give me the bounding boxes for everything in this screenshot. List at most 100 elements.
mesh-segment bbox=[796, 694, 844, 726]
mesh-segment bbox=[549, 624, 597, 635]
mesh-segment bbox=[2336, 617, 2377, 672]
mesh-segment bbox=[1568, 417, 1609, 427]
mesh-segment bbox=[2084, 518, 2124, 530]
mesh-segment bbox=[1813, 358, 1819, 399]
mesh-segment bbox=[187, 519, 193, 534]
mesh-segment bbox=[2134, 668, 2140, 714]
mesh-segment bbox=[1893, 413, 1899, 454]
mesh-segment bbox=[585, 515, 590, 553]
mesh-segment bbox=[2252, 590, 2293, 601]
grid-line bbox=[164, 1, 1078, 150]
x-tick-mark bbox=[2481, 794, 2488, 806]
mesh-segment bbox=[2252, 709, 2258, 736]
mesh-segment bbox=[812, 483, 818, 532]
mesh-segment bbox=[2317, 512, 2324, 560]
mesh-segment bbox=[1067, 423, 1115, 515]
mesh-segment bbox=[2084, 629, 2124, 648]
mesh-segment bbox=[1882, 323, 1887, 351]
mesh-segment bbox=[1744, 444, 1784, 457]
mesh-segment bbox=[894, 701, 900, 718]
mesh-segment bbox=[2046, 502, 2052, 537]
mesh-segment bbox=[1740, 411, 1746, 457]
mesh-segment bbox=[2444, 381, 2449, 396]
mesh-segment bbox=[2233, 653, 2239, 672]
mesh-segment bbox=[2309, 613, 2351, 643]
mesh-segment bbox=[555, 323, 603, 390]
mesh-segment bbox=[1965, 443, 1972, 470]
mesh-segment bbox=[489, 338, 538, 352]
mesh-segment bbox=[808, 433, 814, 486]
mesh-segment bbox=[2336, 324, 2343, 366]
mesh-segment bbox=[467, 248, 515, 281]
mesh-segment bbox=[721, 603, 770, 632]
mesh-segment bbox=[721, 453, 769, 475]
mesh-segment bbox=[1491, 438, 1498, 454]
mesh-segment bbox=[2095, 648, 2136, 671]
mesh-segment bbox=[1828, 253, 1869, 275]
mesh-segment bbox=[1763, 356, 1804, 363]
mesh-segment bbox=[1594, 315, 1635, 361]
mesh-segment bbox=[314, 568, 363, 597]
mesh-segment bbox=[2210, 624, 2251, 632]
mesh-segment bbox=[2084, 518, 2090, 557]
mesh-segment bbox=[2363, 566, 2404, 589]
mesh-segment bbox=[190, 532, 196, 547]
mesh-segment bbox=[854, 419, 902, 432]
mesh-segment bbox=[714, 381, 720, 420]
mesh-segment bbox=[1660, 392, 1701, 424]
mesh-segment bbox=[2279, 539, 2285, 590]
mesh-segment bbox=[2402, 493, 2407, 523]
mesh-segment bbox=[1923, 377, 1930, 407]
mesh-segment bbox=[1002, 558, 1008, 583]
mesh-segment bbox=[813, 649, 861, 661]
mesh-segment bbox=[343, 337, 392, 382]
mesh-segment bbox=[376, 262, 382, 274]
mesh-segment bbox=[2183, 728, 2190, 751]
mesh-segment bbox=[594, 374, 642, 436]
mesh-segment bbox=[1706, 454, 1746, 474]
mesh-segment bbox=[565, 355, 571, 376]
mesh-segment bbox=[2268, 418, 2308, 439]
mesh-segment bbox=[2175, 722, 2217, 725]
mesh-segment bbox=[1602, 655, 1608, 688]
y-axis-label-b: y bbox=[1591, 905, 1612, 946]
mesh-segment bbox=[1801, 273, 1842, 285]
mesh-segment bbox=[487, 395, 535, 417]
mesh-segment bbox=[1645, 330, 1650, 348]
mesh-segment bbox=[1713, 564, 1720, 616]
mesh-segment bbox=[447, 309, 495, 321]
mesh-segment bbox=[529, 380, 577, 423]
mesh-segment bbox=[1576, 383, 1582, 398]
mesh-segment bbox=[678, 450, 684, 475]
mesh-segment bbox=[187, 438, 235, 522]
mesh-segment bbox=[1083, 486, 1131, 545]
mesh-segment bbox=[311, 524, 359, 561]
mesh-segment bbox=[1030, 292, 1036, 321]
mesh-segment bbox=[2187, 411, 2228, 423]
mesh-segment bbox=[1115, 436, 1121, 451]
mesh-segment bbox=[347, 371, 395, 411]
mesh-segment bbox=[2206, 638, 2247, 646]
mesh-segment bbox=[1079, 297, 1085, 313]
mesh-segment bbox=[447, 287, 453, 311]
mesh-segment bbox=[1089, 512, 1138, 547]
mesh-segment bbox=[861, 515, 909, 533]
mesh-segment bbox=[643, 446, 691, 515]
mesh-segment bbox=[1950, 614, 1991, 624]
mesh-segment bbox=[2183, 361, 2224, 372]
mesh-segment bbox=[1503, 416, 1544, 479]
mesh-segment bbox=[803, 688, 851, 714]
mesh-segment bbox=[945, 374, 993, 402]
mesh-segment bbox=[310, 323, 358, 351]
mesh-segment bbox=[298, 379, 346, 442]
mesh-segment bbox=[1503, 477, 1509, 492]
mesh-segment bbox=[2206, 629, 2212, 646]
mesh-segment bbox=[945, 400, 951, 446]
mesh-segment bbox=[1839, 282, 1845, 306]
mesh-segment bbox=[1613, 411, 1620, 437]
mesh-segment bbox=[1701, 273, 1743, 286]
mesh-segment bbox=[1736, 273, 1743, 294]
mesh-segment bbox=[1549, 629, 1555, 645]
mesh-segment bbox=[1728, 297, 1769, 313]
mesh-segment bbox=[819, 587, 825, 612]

--------------------------------------------------

### [INSTRUCTION]
In the stretch from the start of the records through the line containing "mesh-segment bbox=[585, 515, 590, 553]", switch "mesh-segment" to "mesh-edge" and reproduce those lines with everything else unchanged.

### [SOLUTION TO THE EXERCISE]
give me the bounding boxes for everything in this screenshot. List at most 100 elements.
mesh-edge bbox=[796, 694, 844, 726]
mesh-edge bbox=[549, 624, 597, 635]
mesh-edge bbox=[2336, 617, 2377, 672]
mesh-edge bbox=[1568, 417, 1609, 427]
mesh-edge bbox=[2084, 518, 2124, 530]
mesh-edge bbox=[1813, 358, 1819, 399]
mesh-edge bbox=[187, 519, 193, 534]
mesh-edge bbox=[2134, 668, 2140, 714]
mesh-edge bbox=[1893, 413, 1899, 454]
mesh-edge bbox=[585, 515, 590, 553]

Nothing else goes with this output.